» Data excerpts:
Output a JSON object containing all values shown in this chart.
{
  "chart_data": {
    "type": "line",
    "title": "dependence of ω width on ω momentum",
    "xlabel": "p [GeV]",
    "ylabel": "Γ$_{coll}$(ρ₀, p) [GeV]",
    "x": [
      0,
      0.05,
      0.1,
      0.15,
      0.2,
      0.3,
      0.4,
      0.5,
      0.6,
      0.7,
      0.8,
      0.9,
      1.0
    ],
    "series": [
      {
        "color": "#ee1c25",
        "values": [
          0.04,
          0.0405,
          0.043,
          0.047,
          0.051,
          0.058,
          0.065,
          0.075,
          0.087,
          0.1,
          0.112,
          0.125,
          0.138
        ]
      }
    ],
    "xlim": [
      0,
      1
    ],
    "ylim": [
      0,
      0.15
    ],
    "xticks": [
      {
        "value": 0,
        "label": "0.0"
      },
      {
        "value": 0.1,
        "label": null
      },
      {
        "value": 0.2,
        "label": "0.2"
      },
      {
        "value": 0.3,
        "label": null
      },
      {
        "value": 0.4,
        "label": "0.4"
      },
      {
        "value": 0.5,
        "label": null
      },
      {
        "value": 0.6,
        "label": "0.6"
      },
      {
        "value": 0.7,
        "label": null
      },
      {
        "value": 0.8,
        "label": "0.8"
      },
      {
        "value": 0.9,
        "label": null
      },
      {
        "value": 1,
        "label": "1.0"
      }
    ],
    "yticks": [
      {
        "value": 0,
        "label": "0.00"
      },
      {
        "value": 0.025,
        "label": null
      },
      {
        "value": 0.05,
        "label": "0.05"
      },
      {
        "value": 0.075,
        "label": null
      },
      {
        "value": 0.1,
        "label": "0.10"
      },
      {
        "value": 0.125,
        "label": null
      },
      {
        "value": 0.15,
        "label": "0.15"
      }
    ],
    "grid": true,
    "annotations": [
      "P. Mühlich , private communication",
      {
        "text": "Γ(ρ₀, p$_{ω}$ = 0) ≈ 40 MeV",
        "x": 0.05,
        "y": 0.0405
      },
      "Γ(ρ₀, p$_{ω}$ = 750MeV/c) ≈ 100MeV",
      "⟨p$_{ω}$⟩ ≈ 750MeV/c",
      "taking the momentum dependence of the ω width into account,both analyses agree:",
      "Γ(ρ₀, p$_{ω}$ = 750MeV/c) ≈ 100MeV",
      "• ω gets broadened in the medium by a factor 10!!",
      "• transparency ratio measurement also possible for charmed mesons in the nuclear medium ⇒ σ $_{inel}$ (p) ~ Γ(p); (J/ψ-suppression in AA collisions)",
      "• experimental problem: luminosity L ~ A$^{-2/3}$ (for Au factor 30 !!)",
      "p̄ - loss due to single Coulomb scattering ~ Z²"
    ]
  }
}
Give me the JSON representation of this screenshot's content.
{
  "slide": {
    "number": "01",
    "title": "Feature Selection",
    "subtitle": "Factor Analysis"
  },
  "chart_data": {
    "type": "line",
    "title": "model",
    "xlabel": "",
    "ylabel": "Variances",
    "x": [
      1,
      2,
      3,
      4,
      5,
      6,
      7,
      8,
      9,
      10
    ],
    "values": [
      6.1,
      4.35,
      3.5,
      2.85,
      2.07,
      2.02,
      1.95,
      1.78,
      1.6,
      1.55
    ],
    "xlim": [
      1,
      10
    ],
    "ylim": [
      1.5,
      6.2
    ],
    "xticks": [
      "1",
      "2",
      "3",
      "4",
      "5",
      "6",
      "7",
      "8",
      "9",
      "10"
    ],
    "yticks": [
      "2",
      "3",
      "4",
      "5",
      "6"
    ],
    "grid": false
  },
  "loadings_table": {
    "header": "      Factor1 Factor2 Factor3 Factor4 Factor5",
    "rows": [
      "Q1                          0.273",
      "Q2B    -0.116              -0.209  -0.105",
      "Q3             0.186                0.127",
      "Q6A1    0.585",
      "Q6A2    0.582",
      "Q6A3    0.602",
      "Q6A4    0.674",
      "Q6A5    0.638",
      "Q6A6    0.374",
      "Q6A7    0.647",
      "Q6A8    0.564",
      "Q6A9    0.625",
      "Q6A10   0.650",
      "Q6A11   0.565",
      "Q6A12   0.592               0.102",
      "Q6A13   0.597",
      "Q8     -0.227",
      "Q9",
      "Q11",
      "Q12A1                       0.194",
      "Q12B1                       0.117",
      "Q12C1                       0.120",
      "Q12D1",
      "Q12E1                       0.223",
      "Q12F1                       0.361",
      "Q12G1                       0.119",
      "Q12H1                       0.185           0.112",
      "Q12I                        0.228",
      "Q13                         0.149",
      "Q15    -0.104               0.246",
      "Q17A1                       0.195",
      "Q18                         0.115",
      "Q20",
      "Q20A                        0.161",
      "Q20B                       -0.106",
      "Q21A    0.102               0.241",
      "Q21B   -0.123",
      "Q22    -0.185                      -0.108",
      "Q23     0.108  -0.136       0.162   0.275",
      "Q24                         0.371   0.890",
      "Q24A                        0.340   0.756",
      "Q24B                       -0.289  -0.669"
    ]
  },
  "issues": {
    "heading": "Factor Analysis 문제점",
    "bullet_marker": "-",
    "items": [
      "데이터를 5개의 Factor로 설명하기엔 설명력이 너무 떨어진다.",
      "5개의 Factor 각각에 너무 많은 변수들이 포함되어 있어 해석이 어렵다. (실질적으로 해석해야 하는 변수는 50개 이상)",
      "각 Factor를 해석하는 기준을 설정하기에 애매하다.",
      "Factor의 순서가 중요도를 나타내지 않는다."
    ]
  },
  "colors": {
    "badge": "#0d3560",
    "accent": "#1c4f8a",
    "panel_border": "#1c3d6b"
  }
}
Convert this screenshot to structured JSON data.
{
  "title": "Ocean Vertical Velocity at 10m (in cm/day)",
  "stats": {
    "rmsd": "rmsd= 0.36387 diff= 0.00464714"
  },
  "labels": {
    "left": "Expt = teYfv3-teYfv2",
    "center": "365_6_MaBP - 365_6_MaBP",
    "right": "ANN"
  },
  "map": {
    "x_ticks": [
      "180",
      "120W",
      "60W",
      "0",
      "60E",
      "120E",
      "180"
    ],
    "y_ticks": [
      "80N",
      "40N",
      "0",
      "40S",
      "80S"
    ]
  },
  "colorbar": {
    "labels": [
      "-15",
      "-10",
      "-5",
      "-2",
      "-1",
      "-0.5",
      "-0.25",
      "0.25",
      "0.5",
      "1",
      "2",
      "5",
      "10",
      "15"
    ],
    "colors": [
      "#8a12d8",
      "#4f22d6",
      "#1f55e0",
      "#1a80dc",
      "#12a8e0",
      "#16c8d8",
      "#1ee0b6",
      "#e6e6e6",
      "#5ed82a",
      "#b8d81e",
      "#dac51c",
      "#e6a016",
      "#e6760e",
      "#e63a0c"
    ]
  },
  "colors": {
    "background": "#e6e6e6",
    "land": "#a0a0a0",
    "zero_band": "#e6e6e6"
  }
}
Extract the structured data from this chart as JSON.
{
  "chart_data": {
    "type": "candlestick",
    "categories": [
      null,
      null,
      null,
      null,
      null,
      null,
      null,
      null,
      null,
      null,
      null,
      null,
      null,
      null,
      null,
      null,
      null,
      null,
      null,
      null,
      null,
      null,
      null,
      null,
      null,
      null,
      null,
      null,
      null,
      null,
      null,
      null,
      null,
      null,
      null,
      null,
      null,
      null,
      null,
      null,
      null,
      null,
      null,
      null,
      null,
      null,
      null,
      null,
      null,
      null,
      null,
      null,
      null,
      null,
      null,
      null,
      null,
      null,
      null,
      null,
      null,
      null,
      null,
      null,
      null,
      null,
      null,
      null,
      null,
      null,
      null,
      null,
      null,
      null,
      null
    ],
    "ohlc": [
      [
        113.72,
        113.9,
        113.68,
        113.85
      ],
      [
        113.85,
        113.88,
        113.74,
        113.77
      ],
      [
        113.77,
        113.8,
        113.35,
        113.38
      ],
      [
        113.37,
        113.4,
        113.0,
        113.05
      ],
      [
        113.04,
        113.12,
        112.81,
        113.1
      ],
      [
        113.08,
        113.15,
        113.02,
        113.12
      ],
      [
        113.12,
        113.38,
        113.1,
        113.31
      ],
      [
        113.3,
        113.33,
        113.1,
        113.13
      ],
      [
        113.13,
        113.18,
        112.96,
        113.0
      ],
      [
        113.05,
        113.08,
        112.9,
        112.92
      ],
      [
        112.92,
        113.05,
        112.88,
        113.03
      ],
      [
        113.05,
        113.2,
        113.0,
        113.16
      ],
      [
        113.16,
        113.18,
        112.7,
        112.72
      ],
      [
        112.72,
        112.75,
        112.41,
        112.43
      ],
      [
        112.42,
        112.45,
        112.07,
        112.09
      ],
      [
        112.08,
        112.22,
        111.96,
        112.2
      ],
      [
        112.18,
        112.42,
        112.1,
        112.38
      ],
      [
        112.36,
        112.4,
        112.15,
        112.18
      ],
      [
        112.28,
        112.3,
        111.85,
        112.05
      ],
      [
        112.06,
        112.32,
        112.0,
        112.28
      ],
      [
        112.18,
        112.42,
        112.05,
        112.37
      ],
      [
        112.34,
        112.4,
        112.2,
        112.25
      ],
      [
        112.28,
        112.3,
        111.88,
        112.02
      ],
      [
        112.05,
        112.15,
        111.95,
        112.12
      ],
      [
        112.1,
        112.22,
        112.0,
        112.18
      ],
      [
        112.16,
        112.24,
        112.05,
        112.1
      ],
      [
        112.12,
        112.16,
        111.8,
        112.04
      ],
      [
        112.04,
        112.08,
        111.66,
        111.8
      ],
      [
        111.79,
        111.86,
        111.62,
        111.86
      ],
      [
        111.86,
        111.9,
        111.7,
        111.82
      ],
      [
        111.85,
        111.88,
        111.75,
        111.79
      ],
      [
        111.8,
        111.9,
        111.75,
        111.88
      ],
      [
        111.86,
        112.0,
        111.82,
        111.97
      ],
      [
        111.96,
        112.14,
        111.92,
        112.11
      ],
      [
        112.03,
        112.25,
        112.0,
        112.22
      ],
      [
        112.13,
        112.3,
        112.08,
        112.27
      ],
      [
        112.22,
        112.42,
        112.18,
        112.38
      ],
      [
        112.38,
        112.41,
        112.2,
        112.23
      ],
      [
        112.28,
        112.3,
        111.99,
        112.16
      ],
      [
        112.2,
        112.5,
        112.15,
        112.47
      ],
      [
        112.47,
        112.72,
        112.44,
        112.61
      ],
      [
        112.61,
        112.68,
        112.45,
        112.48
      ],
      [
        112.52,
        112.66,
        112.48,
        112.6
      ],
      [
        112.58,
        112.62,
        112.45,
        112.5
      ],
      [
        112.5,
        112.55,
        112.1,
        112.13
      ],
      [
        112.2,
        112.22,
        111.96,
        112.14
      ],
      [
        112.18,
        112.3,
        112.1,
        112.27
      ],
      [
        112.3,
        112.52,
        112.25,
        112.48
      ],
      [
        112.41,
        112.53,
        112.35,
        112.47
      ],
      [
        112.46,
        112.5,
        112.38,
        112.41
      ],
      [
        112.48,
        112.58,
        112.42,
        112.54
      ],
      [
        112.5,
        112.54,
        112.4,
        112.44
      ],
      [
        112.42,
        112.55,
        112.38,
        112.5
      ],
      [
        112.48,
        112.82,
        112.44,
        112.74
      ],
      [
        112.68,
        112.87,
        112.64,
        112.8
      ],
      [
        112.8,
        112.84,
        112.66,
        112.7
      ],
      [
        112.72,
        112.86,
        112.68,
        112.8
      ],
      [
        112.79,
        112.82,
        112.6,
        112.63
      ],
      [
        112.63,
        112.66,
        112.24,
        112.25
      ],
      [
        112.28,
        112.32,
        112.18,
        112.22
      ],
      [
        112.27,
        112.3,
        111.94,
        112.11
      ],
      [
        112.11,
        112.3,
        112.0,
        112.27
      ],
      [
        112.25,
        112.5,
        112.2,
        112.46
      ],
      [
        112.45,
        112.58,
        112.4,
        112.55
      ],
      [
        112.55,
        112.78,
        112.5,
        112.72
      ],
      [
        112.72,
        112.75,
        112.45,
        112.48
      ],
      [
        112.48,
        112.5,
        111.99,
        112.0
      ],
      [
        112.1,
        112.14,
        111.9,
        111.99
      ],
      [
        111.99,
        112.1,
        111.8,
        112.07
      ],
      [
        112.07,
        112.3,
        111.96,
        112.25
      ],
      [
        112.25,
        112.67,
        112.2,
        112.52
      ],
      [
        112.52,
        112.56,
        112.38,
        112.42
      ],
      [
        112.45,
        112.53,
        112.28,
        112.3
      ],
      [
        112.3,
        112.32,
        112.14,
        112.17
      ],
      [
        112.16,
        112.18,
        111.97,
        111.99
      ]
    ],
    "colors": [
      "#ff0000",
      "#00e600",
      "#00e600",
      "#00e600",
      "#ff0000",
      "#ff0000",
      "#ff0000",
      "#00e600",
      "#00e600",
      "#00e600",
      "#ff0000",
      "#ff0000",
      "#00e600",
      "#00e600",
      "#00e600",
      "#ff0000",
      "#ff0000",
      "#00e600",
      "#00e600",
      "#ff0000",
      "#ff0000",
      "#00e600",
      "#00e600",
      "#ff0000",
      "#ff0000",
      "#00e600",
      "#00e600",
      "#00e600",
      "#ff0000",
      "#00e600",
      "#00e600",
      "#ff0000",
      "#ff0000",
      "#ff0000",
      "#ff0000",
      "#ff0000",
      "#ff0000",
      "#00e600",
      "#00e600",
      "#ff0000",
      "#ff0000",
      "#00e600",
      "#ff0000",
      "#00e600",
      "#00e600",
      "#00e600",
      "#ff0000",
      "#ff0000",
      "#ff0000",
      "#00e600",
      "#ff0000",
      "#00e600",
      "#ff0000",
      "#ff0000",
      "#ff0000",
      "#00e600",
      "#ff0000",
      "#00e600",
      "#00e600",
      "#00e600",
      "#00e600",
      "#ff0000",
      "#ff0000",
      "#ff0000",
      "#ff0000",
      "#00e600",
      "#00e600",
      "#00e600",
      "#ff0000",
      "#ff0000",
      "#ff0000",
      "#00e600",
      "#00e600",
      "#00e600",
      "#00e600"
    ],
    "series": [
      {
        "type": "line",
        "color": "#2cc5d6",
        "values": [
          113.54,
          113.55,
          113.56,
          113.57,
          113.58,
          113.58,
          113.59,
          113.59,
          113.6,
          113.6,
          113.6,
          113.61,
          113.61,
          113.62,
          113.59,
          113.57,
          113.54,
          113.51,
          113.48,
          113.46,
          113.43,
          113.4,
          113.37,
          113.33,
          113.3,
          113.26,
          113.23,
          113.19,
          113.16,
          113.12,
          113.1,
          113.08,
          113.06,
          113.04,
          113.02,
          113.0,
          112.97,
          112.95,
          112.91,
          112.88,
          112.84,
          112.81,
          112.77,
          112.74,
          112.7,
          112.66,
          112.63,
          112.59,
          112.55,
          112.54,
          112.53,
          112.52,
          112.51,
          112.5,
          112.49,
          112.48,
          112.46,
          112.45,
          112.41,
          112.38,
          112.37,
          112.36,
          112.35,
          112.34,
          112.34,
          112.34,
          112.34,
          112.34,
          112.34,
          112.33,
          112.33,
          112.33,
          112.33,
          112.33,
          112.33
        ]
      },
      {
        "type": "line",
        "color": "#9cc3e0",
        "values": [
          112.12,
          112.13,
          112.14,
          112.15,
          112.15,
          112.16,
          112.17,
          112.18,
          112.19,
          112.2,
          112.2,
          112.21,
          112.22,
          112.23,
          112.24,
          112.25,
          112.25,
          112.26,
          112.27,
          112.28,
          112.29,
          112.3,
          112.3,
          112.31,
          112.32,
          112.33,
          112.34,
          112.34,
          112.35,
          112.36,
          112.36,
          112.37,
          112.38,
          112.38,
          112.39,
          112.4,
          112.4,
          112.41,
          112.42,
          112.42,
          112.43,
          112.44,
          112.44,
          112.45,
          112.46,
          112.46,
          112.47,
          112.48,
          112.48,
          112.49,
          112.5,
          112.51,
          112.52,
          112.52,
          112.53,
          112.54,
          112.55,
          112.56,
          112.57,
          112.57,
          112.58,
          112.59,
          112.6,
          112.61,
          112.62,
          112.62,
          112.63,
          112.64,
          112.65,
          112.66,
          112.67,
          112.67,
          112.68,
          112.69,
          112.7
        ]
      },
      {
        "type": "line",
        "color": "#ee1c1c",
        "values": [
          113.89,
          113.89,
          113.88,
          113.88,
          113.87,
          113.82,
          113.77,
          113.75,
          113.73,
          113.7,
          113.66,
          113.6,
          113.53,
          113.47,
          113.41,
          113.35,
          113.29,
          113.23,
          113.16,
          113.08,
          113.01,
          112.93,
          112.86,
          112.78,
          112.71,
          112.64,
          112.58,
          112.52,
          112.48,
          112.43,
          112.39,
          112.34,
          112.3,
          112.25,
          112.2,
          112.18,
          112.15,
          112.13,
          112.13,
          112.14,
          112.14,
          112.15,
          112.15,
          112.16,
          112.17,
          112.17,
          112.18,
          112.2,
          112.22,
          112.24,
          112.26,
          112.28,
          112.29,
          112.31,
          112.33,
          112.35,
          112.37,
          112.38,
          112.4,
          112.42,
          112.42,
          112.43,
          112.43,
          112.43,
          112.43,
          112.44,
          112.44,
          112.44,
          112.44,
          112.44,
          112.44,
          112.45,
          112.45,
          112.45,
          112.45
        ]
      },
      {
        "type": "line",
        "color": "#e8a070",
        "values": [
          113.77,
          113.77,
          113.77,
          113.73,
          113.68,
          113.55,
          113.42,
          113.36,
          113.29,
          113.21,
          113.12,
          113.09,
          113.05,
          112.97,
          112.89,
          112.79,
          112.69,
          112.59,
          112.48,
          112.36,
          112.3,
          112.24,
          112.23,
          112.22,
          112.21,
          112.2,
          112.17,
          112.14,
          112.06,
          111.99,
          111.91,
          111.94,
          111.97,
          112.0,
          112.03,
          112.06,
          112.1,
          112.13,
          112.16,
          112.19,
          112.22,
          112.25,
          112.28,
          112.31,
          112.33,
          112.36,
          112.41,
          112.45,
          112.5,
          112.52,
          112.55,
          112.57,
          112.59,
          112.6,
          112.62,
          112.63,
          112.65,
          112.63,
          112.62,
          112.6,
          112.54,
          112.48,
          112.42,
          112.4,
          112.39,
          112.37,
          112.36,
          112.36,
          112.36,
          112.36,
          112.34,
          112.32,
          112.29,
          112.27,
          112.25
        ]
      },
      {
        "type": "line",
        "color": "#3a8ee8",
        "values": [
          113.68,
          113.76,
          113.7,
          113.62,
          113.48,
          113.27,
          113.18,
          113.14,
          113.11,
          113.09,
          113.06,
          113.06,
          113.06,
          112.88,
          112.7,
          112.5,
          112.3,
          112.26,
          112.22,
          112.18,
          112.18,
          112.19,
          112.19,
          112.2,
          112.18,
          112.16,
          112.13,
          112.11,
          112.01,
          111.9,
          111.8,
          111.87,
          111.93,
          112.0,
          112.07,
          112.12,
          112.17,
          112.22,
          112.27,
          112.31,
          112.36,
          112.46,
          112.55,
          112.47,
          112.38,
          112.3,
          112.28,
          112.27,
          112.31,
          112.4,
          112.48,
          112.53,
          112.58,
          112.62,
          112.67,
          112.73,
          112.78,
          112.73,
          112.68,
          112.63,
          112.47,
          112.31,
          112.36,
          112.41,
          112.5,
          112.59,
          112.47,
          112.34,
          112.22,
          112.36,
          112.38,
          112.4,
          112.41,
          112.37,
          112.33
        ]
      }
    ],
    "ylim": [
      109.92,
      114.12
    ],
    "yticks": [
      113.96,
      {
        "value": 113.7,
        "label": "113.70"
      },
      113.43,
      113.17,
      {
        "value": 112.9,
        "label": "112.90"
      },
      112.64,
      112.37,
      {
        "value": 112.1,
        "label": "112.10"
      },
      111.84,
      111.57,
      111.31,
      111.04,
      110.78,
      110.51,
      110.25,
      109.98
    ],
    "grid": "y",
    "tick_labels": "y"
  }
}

» Requirement:
A line counts if it holds the word "structured". How many lines of the entries count? Give the number only.

» Solution for this task:
2